• Task to carry out:
Return all lines in the material below that contain "Jelaskan".

• Materials provided:
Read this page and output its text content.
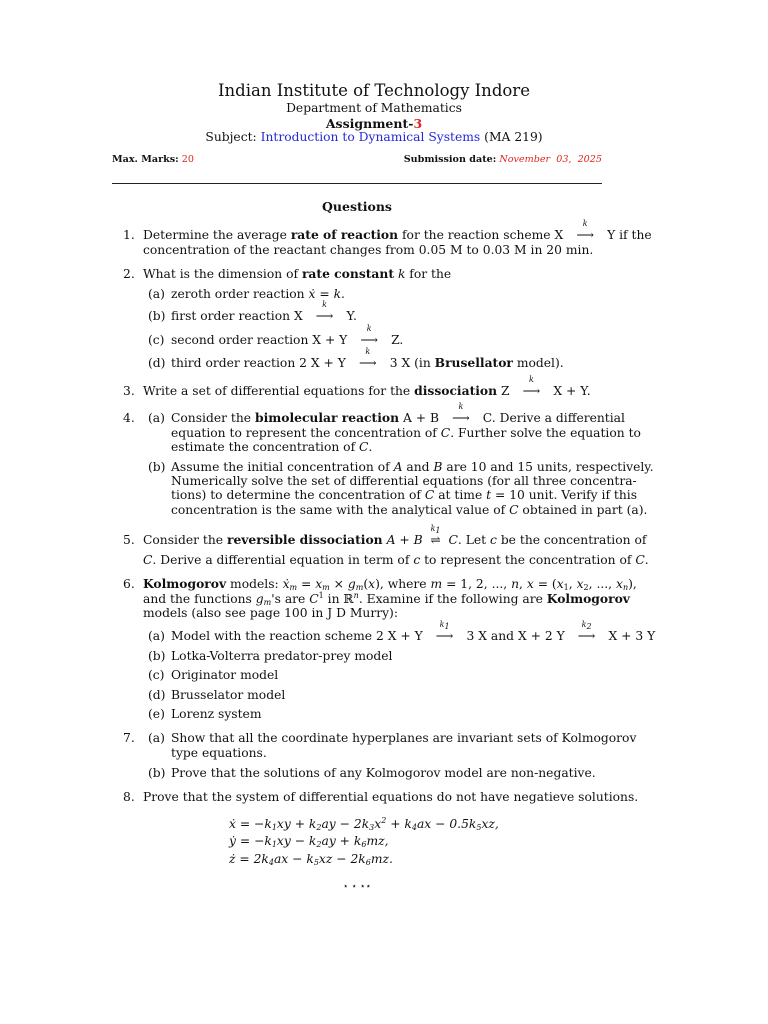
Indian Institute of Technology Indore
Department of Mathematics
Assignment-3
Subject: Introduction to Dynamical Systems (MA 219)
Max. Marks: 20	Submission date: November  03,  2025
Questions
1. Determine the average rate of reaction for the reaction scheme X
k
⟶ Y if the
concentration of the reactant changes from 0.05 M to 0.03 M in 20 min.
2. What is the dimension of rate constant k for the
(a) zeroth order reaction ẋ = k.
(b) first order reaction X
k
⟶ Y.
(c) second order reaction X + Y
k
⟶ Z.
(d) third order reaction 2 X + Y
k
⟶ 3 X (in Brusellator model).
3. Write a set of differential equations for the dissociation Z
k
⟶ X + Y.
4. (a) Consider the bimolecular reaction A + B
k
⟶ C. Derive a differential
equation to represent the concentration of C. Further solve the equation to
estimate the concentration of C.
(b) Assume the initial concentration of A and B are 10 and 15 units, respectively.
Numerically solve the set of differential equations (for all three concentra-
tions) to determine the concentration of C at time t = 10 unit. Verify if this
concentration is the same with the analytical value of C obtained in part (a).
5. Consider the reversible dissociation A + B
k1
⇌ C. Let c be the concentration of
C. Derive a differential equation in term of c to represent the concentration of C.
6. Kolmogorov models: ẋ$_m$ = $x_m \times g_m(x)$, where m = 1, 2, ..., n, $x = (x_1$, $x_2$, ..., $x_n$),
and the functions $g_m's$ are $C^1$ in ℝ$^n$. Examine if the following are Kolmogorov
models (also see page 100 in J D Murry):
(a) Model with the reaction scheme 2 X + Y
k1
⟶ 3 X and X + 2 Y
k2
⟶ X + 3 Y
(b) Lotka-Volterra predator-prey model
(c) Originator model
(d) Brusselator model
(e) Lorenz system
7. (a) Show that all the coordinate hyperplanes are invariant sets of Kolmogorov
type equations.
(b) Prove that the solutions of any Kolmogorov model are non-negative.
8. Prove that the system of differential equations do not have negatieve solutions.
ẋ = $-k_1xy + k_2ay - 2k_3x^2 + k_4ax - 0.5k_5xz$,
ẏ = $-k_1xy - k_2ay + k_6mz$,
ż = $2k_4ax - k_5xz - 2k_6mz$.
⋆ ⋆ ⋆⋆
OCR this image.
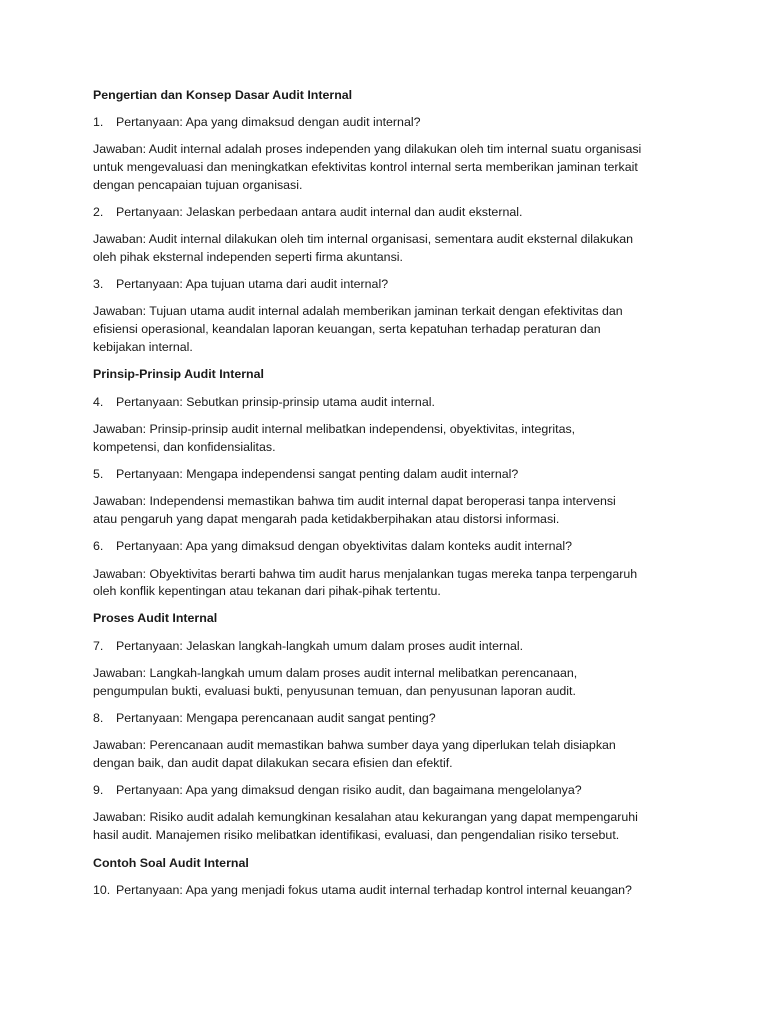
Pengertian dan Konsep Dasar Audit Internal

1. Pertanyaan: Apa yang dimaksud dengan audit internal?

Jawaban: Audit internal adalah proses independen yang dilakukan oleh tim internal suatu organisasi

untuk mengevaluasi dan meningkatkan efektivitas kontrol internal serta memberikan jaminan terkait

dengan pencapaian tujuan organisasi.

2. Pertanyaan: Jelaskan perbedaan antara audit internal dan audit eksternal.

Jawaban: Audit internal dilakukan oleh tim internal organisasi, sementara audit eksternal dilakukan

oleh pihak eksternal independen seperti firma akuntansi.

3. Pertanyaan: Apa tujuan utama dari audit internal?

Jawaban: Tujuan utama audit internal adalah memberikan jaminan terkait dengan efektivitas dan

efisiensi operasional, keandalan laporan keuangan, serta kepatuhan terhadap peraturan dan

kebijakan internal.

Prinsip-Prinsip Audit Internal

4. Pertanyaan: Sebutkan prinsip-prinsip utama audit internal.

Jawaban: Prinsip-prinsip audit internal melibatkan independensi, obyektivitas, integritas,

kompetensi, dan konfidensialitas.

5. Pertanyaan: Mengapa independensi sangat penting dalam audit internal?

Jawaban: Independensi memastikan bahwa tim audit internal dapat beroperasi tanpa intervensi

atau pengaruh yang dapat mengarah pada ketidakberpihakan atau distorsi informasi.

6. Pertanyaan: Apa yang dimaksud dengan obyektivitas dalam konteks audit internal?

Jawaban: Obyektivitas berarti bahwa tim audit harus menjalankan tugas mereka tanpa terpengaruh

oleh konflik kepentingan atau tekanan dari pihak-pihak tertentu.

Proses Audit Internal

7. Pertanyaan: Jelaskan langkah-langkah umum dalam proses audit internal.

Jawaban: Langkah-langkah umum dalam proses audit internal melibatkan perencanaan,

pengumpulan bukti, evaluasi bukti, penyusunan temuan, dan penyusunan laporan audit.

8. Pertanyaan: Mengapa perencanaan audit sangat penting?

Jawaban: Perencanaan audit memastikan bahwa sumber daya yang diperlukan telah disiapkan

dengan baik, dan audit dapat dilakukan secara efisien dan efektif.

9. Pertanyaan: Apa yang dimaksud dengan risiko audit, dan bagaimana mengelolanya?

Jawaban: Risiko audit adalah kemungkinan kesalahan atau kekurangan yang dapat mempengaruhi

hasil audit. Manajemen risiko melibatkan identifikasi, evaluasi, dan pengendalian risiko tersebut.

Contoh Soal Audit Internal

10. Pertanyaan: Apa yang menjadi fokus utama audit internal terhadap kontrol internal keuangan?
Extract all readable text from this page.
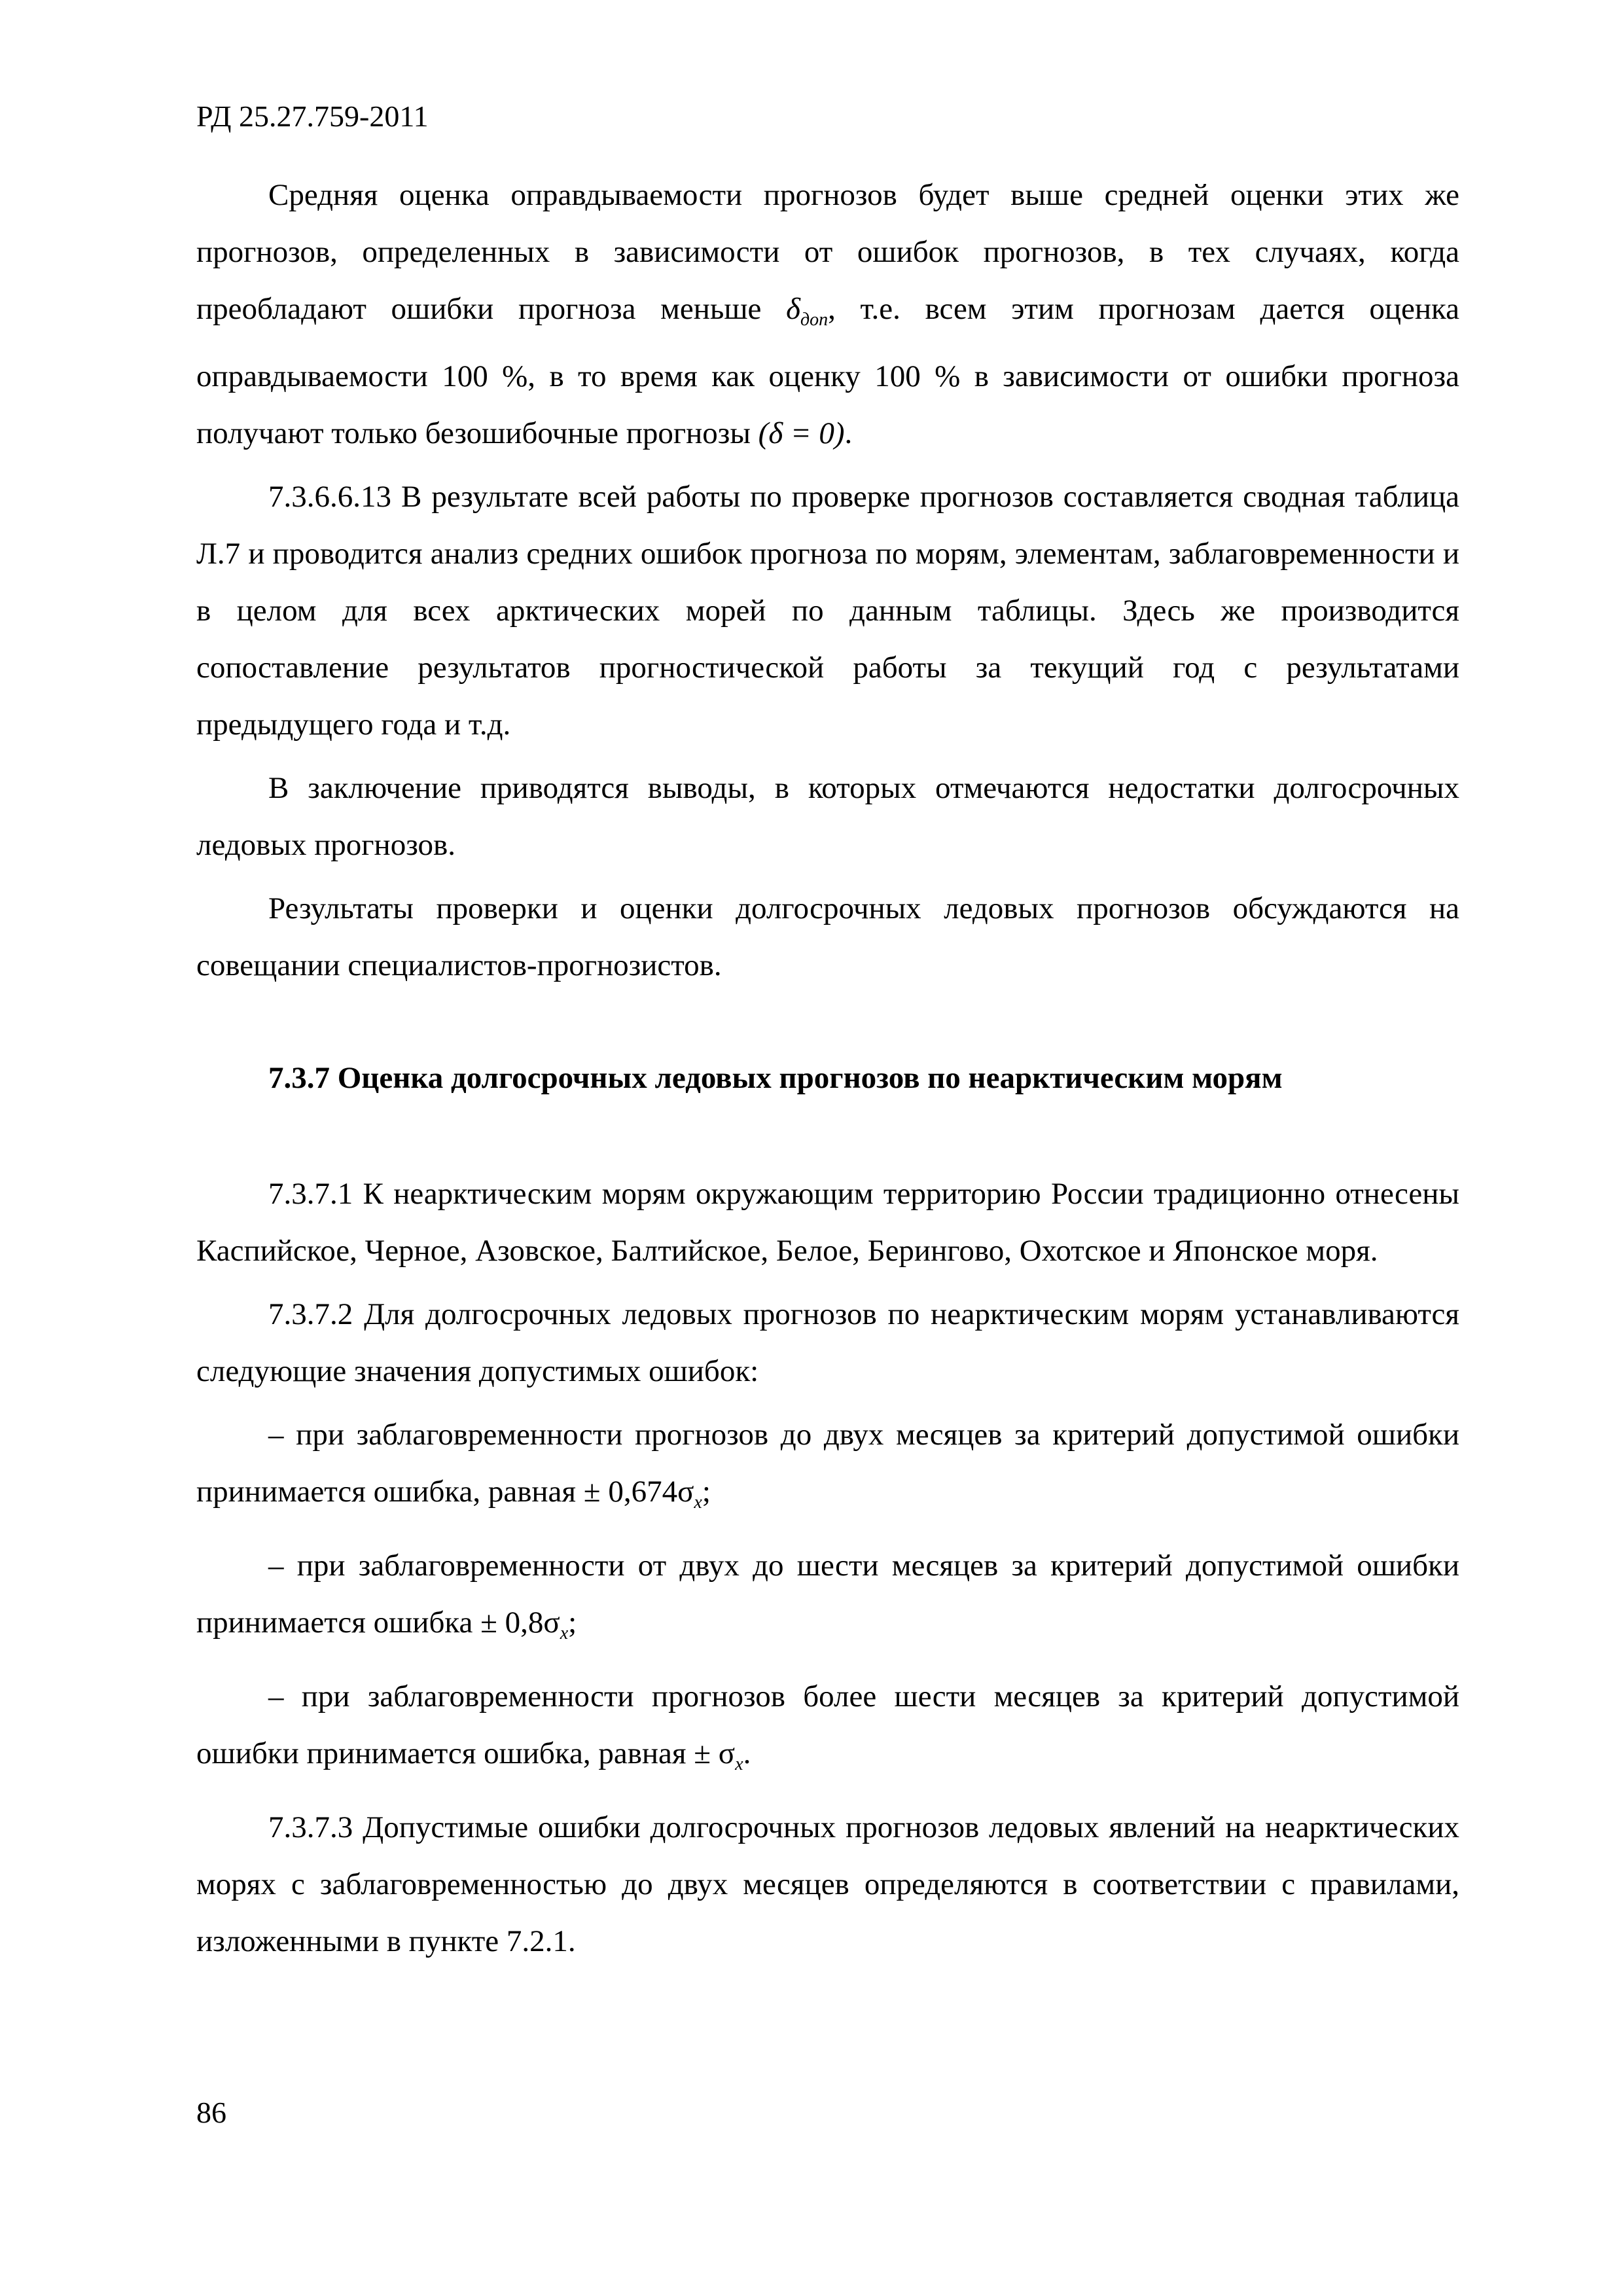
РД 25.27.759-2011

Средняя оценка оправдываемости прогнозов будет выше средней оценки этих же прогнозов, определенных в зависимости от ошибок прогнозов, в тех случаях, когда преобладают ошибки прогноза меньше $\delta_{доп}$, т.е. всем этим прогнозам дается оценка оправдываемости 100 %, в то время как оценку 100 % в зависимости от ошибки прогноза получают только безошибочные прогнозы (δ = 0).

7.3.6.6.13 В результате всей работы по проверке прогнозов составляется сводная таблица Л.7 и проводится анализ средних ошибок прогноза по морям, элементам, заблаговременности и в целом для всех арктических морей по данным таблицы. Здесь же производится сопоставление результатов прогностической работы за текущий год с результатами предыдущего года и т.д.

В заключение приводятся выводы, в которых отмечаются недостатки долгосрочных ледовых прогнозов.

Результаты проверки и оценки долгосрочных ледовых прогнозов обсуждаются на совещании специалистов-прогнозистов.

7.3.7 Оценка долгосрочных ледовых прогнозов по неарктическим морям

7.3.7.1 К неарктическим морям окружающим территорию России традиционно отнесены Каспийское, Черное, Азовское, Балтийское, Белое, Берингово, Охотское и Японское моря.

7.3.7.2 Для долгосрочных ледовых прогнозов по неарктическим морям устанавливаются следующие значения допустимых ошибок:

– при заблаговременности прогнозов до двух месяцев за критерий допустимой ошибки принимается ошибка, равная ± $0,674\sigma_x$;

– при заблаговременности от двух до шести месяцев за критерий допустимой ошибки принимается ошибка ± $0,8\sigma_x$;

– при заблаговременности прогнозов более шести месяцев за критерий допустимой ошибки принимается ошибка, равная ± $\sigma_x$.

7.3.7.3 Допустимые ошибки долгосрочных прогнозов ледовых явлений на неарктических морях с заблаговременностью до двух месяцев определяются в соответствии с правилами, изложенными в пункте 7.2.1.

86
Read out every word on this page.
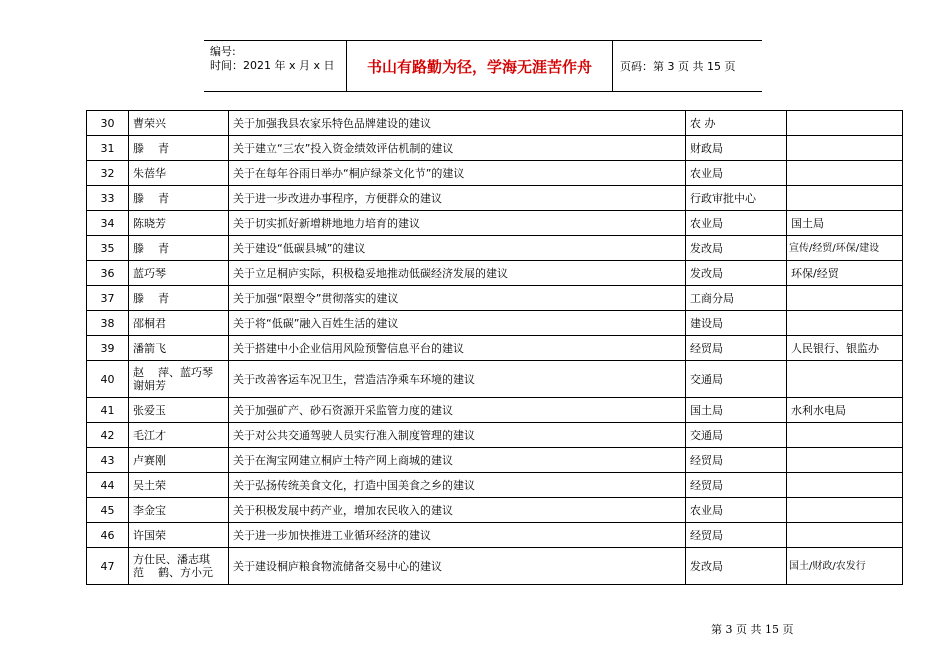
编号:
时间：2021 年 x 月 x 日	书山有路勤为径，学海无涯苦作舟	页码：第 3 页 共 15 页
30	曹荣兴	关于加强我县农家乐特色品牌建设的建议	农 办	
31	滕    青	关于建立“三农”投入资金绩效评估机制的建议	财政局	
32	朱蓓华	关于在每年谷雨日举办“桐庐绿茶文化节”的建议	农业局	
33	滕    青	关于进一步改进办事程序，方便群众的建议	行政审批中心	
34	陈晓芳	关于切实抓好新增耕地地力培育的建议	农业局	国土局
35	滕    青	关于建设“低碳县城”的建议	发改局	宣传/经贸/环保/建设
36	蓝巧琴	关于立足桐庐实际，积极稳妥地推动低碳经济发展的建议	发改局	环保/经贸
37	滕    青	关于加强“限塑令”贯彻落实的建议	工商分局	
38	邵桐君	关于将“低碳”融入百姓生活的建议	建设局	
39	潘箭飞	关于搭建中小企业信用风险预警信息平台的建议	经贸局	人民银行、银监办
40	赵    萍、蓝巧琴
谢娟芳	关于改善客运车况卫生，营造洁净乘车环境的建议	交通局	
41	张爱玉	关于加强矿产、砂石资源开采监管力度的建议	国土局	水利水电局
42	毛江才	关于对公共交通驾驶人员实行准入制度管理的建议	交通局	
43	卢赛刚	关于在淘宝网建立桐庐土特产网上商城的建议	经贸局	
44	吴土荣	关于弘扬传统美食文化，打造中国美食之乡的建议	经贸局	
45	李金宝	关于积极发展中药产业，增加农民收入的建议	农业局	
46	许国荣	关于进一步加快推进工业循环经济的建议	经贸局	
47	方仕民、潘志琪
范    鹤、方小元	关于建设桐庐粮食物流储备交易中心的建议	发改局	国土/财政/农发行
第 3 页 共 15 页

• Worked answer:
2. Pertanyaan: Jelaskan perbedaan antara audit internal dan audit eksternal.
7. Pertanyaan: Jelaskan langkah-langkah umum dalam proses audit internal.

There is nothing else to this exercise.